**Aim**
Rewrite the material below, replacing each occurrence of "key-hint" with "digit-hint" and leaving everything else unchanged.

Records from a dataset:
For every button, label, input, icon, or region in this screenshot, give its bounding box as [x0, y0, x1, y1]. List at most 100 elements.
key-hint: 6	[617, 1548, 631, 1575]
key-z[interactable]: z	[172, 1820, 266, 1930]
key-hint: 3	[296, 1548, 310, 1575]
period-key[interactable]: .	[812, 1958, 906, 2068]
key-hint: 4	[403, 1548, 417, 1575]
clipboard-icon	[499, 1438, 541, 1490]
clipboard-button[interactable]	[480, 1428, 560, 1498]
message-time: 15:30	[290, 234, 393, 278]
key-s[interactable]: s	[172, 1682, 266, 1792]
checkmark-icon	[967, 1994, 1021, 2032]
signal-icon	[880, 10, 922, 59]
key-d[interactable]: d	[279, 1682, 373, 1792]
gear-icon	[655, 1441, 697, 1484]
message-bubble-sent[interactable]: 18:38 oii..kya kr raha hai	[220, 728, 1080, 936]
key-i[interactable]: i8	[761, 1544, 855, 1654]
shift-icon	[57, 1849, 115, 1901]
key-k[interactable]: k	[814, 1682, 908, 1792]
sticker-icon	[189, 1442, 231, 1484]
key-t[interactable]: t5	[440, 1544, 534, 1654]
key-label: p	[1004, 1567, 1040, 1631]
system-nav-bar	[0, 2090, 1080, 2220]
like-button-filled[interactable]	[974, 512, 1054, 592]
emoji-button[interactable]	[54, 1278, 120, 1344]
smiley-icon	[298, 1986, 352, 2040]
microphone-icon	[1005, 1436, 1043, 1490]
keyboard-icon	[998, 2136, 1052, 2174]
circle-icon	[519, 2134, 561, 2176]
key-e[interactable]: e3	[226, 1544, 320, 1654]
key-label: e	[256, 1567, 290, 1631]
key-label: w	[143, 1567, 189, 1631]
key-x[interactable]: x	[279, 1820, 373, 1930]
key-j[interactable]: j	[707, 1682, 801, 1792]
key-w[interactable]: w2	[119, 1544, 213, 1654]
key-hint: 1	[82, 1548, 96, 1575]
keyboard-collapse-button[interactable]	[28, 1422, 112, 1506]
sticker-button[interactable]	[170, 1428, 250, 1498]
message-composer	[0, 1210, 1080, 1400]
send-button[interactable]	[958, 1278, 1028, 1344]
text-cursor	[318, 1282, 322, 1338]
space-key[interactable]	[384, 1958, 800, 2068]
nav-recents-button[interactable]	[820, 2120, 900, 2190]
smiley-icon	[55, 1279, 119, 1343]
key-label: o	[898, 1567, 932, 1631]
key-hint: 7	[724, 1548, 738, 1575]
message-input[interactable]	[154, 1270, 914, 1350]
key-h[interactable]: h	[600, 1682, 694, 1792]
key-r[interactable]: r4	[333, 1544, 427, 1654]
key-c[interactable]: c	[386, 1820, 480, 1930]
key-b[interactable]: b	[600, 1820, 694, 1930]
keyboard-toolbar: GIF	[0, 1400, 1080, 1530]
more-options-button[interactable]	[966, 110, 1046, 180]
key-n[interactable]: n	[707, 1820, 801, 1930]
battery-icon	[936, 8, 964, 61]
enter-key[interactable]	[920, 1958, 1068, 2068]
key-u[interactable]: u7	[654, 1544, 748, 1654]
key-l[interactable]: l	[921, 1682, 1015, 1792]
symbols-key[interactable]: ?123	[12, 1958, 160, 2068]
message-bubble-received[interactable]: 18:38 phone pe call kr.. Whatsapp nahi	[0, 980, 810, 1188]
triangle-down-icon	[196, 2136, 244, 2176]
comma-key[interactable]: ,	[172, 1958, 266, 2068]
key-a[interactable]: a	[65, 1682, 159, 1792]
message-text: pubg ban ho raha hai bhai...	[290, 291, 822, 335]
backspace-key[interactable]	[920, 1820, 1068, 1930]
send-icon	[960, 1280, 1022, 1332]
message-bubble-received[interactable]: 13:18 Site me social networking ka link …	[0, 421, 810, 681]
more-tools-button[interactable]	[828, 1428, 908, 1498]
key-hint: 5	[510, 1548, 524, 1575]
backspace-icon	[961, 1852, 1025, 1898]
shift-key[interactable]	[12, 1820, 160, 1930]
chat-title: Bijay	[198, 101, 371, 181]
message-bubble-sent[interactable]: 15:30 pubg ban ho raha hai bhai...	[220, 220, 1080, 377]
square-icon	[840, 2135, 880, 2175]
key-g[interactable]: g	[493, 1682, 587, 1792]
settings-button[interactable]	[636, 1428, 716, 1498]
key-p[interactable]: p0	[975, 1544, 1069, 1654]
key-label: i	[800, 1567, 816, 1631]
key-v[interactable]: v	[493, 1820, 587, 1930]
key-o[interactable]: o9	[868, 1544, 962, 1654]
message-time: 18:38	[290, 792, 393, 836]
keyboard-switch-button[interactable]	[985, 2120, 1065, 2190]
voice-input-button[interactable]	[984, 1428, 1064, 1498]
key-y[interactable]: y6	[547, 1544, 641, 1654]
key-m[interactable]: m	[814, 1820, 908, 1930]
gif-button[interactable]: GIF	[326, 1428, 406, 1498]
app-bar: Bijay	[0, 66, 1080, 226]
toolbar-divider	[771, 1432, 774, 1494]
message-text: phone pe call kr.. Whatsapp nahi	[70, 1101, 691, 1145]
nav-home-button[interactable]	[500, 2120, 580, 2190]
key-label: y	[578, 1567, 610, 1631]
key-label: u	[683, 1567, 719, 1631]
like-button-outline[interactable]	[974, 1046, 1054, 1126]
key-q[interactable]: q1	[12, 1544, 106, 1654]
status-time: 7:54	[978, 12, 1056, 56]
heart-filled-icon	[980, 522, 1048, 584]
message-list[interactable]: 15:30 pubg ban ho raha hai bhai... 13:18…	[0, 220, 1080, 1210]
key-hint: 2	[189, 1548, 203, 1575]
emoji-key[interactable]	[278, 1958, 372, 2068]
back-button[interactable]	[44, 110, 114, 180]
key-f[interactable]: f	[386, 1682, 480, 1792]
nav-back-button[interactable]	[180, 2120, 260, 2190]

**Task response**
For every button, label, input, icon, or region in this screenshot, give its bounding box as [x0, y0, x1, y1]. List at most 100 elements.
digit-hint: 6	[617, 1548, 631, 1575]
key-z[interactable]: z	[172, 1820, 266, 1930]
digit-hint: 3	[296, 1548, 310, 1575]
period-key[interactable]: .	[812, 1958, 906, 2068]
digit-hint: 4	[403, 1548, 417, 1575]
clipboard-icon	[499, 1438, 541, 1490]
clipboard-button[interactable]	[480, 1428, 560, 1498]
message-time: 15:30	[290, 234, 393, 278]
key-s[interactable]: s	[172, 1682, 266, 1792]
checkmark-icon	[967, 1994, 1021, 2032]
signal-icon	[880, 10, 922, 59]
key-d[interactable]: d	[279, 1682, 373, 1792]
gear-icon	[655, 1441, 697, 1484]
message-bubble-sent[interactable]: 18:38 oii..kya kr raha hai	[220, 728, 1080, 936]
key-i[interactable]: i8	[761, 1544, 855, 1654]
shift-icon	[57, 1849, 115, 1901]
key-k[interactable]: k	[814, 1682, 908, 1792]
sticker-icon	[189, 1442, 231, 1484]
key-t[interactable]: t5	[440, 1544, 534, 1654]
key-label: p	[1004, 1567, 1040, 1631]
system-nav-bar	[0, 2090, 1080, 2220]
like-button-filled[interactable]	[974, 512, 1054, 592]
emoji-button[interactable]	[54, 1278, 120, 1344]
smiley-icon	[298, 1986, 352, 2040]
microphone-icon	[1005, 1436, 1043, 1490]
keyboard-icon	[998, 2136, 1052, 2174]
circle-icon	[519, 2134, 561, 2176]
key-e[interactable]: e3	[226, 1544, 320, 1654]
key-label: e	[256, 1567, 290, 1631]
key-label: w	[143, 1567, 189, 1631]
key-x[interactable]: x	[279, 1820, 373, 1930]
key-j[interactable]: j	[707, 1682, 801, 1792]
key-w[interactable]: w2	[119, 1544, 213, 1654]
digit-hint: 1	[82, 1548, 96, 1575]
keyboard-collapse-button[interactable]	[28, 1422, 112, 1506]
sticker-button[interactable]	[170, 1428, 250, 1498]
message-composer	[0, 1210, 1080, 1400]
send-button[interactable]	[958, 1278, 1028, 1344]
text-cursor	[318, 1282, 322, 1338]
space-key[interactable]	[384, 1958, 800, 2068]
nav-recents-button[interactable]	[820, 2120, 900, 2190]
smiley-icon	[55, 1279, 119, 1343]
key-label: o	[898, 1567, 932, 1631]
digit-hint: 7	[724, 1548, 738, 1575]
message-input[interactable]	[154, 1270, 914, 1350]
key-h[interactable]: h	[600, 1682, 694, 1792]
key-r[interactable]: r4	[333, 1544, 427, 1654]
key-c[interactable]: c	[386, 1820, 480, 1930]
key-b[interactable]: b	[600, 1820, 694, 1930]
keyboard-toolbar: GIF	[0, 1400, 1080, 1530]
more-options-button[interactable]	[966, 110, 1046, 180]
key-n[interactable]: n	[707, 1820, 801, 1930]
battery-icon	[936, 8, 964, 61]
enter-key[interactable]	[920, 1958, 1068, 2068]
key-u[interactable]: u7	[654, 1544, 748, 1654]
key-l[interactable]: l	[921, 1682, 1015, 1792]
symbols-key[interactable]: ?123	[12, 1958, 160, 2068]
message-bubble-received[interactable]: 18:38 phone pe call kr.. Whatsapp nahi	[0, 980, 810, 1188]
triangle-down-icon	[196, 2136, 244, 2176]
comma-key[interactable]: ,	[172, 1958, 266, 2068]
key-a[interactable]: a	[65, 1682, 159, 1792]
message-text: pubg ban ho raha hai bhai...	[290, 291, 822, 335]
backspace-key[interactable]	[920, 1820, 1068, 1930]
send-icon	[960, 1280, 1022, 1332]
message-bubble-received[interactable]: 13:18 Site me social networking ka link …	[0, 421, 810, 681]
more-tools-button[interactable]	[828, 1428, 908, 1498]
digit-hint: 5	[510, 1548, 524, 1575]
backspace-icon	[961, 1852, 1025, 1898]
shift-key[interactable]	[12, 1820, 160, 1930]
chat-title: Bijay	[198, 101, 371, 181]
message-bubble-sent[interactable]: 15:30 pubg ban ho raha hai bhai...	[220, 220, 1080, 377]
square-icon	[840, 2135, 880, 2175]
key-g[interactable]: g	[493, 1682, 587, 1792]
settings-button[interactable]	[636, 1428, 716, 1498]
key-p[interactable]: p0	[975, 1544, 1069, 1654]
key-label: i	[800, 1567, 816, 1631]
key-v[interactable]: v	[493, 1820, 587, 1930]
key-o[interactable]: o9	[868, 1544, 962, 1654]
message-time: 18:38	[290, 792, 393, 836]
keyboard-switch-button[interactable]	[985, 2120, 1065, 2190]
voice-input-button[interactable]	[984, 1428, 1064, 1498]
key-y[interactable]: y6	[547, 1544, 641, 1654]
key-m[interactable]: m	[814, 1820, 908, 1930]
gif-button[interactable]: GIF	[326, 1428, 406, 1498]
app-bar: Bijay	[0, 66, 1080, 226]
toolbar-divider	[771, 1432, 774, 1494]
message-text: phone pe call kr.. Whatsapp nahi	[70, 1101, 691, 1145]
nav-home-button[interactable]	[500, 2120, 580, 2190]
key-label: y	[578, 1567, 610, 1631]
key-label: u	[683, 1567, 719, 1631]
like-button-outline[interactable]	[974, 1046, 1054, 1126]
key-q[interactable]: q1	[12, 1544, 106, 1654]
status-time: 7:54	[978, 12, 1056, 56]
heart-filled-icon	[980, 522, 1048, 584]
message-list[interactable]: 15:30 pubg ban ho raha hai bhai... 13:18…	[0, 220, 1080, 1210]
digit-hint: 2	[189, 1548, 203, 1575]
emoji-key[interactable]	[278, 1958, 372, 2068]
back-button[interactable]	[44, 110, 114, 180]
key-f[interactable]: f	[386, 1682, 480, 1792]
nav-back-button[interactable]	[180, 2120, 260, 2190]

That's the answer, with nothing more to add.